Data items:

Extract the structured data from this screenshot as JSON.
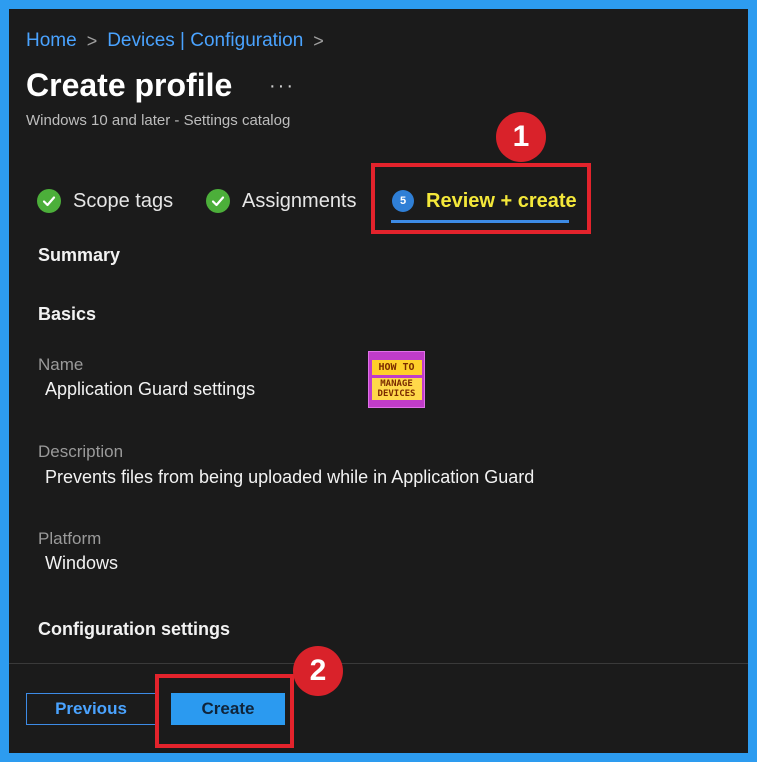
{
  "breadcrumb": {
    "items": [
      "Home",
      "Devices | Configuration"
    ],
    "separator": ">"
  },
  "header": {
    "title": "Create profile",
    "more_label": "···",
    "subtitle": "Windows 10 and later - Settings catalog"
  },
  "tabs": [
    {
      "label": "Scope tags",
      "state": "completed",
      "icon": "check-icon"
    },
    {
      "label": "Assignments",
      "state": "completed",
      "icon": "check-icon"
    },
    {
      "label": "Review + create",
      "state": "active",
      "icon": "step-icon",
      "step": "5"
    }
  ],
  "annotations": [
    "1",
    "2"
  ],
  "summary": {
    "heading": "Summary",
    "basics_heading": "Basics",
    "fields": [
      {
        "label": "Name",
        "value": "Application Guard settings"
      },
      {
        "label": "Description",
        "value": "Prevents files from being uploaded while in Application Guard"
      },
      {
        "label": "Platform",
        "value": "Windows"
      }
    ],
    "config_heading": "Configuration settings"
  },
  "logo": {
    "line1": "HOW TO",
    "line2": "MANAGE",
    "line3": "DEVICES"
  },
  "footer": {
    "previous_label": "Previous",
    "create_label": "Create"
  },
  "colors": {
    "frame": "#2d9cf0",
    "background": "#1b1b1b",
    "link": "#4aa3ff",
    "active_tab": "#f4e83a",
    "annotation": "#e3232c",
    "primary_button": "#2b9af0"
  }
}
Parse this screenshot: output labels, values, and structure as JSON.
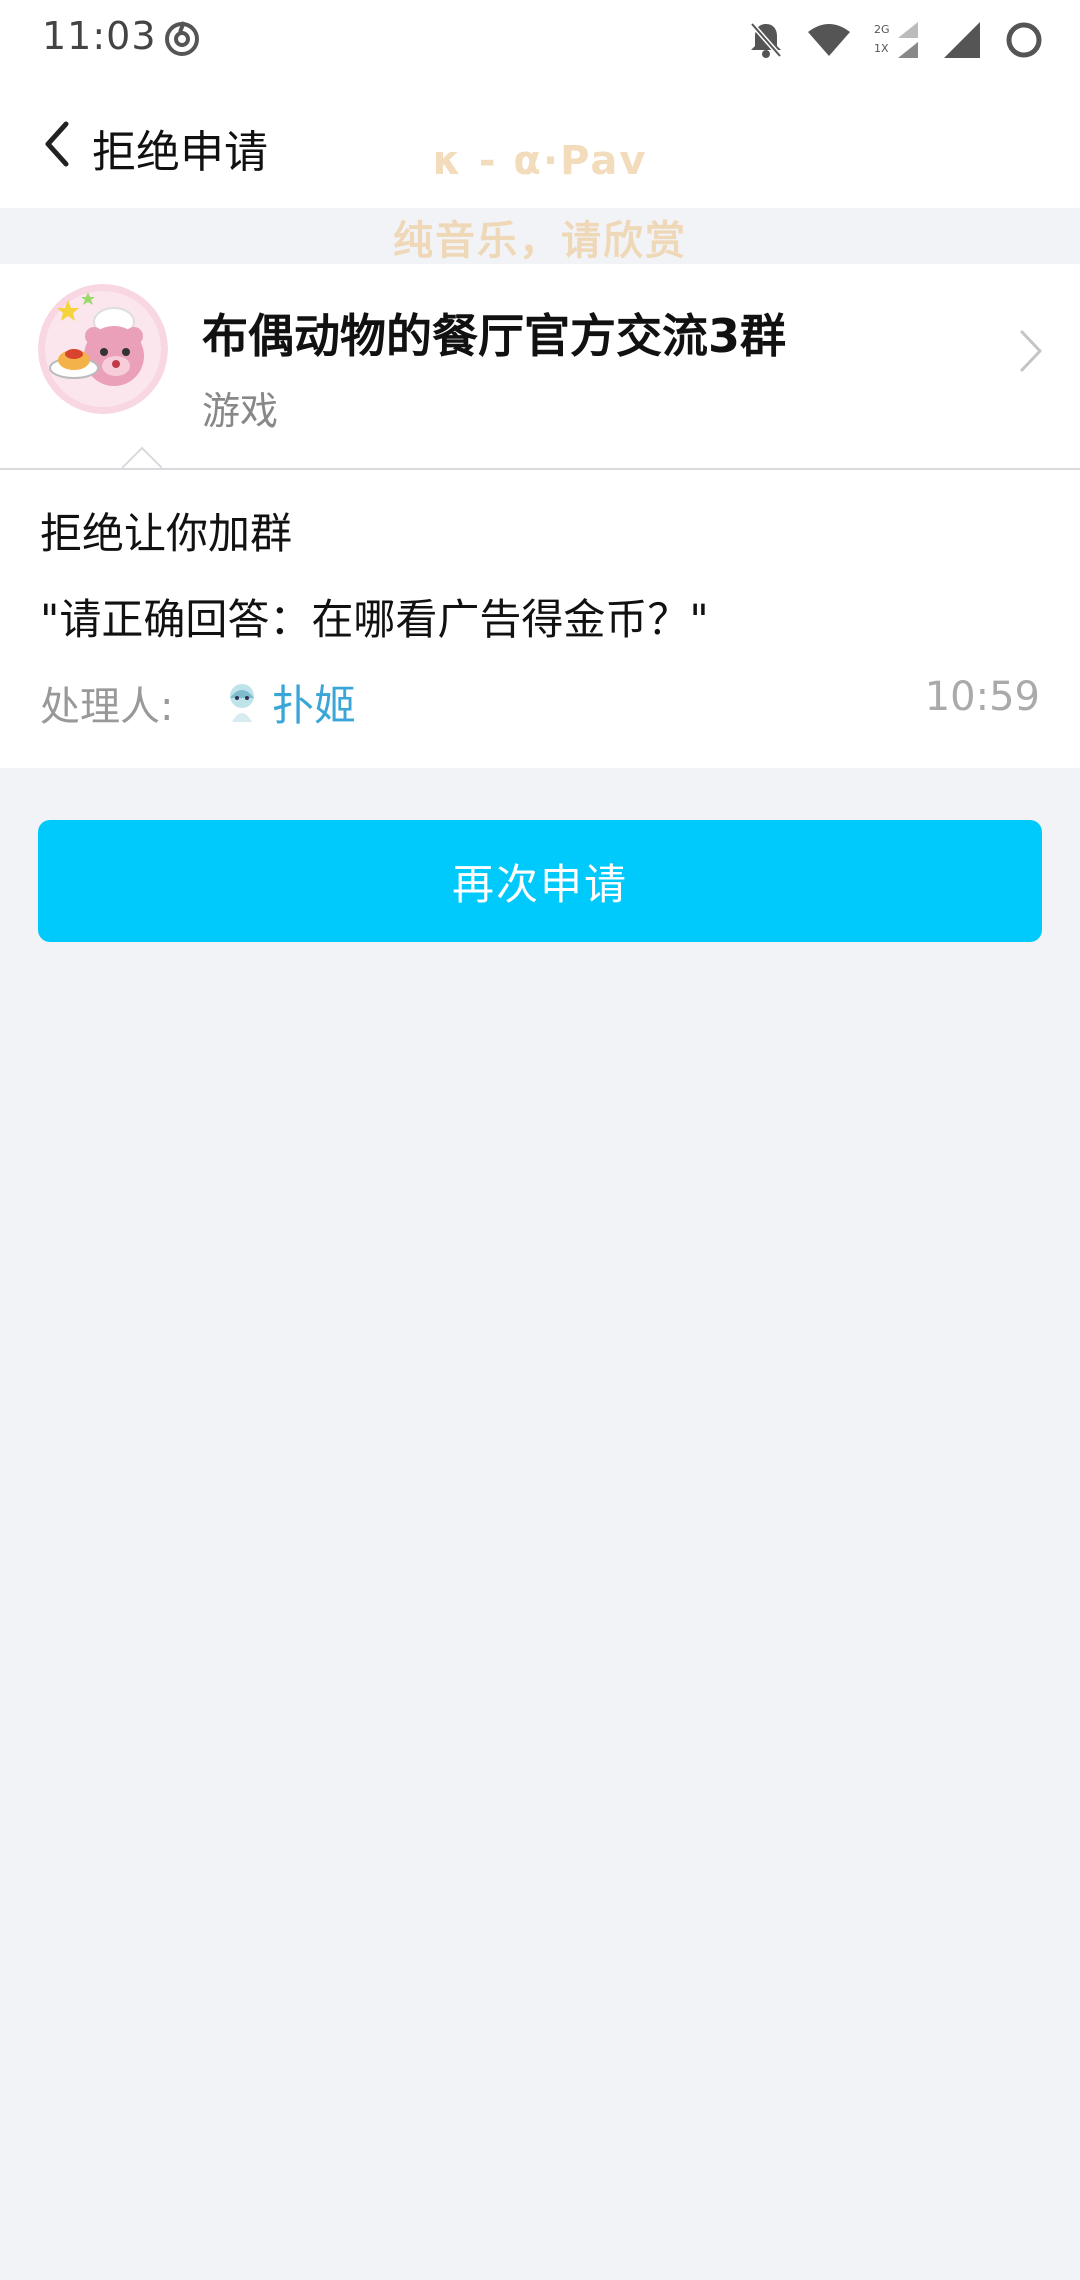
{
  "status_bar": {
    "time": "11:03",
    "app_icon": "netease-music-icon",
    "icons": [
      "bell-off-icon",
      "wifi-icon",
      "signal-2g-1x-icon",
      "signal-icon",
      "battery-ring-icon"
    ],
    "network_labels": [
      "2G",
      "1X"
    ]
  },
  "nav": {
    "back_icon": "chevron-left-icon",
    "title": "拒绝申请"
  },
  "overlay": {
    "line1": "κ - α·Pav",
    "line2": "纯音乐，请欣赏"
  },
  "group": {
    "name": "布偶动物的餐厅官方交流3群",
    "category": "游戏",
    "avatar": "group-avatar-bear-chef"
  },
  "detail": {
    "title": "拒绝让你加群",
    "reason": "\"请正确回答：在哪看广告得金币？\"",
    "handler_label": "处理人:",
    "handler_name": "扑姬",
    "time": "10:59"
  },
  "actions": {
    "reapply_label": "再次申请"
  },
  "colors": {
    "accent": "#00cafc",
    "link": "#3aa6d8",
    "background": "#f2f3f7"
  }
}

__Given problem__
Using the data above, write out every line exactly, leaving the images behind.

__Worked answer__
Extract the structured data from this screenshot as JSON.
{
  "breadcrumb": {
    "items": [
      "Home",
      "Devices | Configuration"
    ],
    "separator": ">"
  },
  "header": {
    "title": "Create profile",
    "more_label": "···",
    "subtitle": "Windows 10 and later - Settings catalog"
  },
  "tabs": [
    {
      "label": "Scope tags",
      "state": "completed",
      "icon": "check-icon"
    },
    {
      "label": "Assignments",
      "state": "completed",
      "icon": "check-icon"
    },
    {
      "label": "Review + create",
      "state": "active",
      "icon": "step-icon",
      "step": "5"
    }
  ],
  "annotations": [
    "1",
    "2"
  ],
  "summary": {
    "heading": "Summary",
    "basics_heading": "Basics",
    "fields": [
      {
        "label": "Name",
        "value": "Application Guard settings"
      },
      {
        "label": "Description",
        "value": "Prevents files from being uploaded while in Application Guard"
      },
      {
        "label": "Platform",
        "value": "Windows"
      }
    ],
    "config_heading": "Configuration settings"
  },
  "logo": {
    "line1": "HOW TO",
    "line2": "MANAGE",
    "line3": "DEVICES"
  },
  "footer": {
    "previous_label": "Previous",
    "create_label": "Create"
  },
  "colors": {
    "frame": "#2d9cf0",
    "background": "#1b1b1b",
    "link": "#4aa3ff",
    "active_tab": "#f4e83a",
    "annotation": "#e3232c",
    "primary_button": "#2b9af0"
  }
}
Parse this screenshot: output labels, values, and structure as JSON.
{
  "status_bar": {
    "time": "11:03",
    "app_icon": "netease-music-icon",
    "icons": [
      "bell-off-icon",
      "wifi-icon",
      "signal-2g-1x-icon",
      "signal-icon",
      "battery-ring-icon"
    ],
    "network_labels": [
      "2G",
      "1X"
    ]
  },
  "nav": {
    "back_icon": "chevron-left-icon",
    "title": "拒绝申请"
  },
  "overlay": {
    "line1": "κ - α·Pav",
    "line2": "纯音乐，请欣赏"
  },
  "group": {
    "name": "布偶动物的餐厅官方交流3群",
    "category": "游戏",
    "avatar": "group-avatar-bear-chef"
  },
  "detail": {
    "title": "拒绝让你加群",
    "reason": "\"请正确回答：在哪看广告得金币？\"",
    "handler_label": "处理人:",
    "handler_name": "扑姬",
    "time": "10:59"
  },
  "actions": {
    "reapply_label": "再次申请"
  },
  "colors": {
    "accent": "#00cafc",
    "link": "#3aa6d8",
    "background": "#f2f3f7"
  }
}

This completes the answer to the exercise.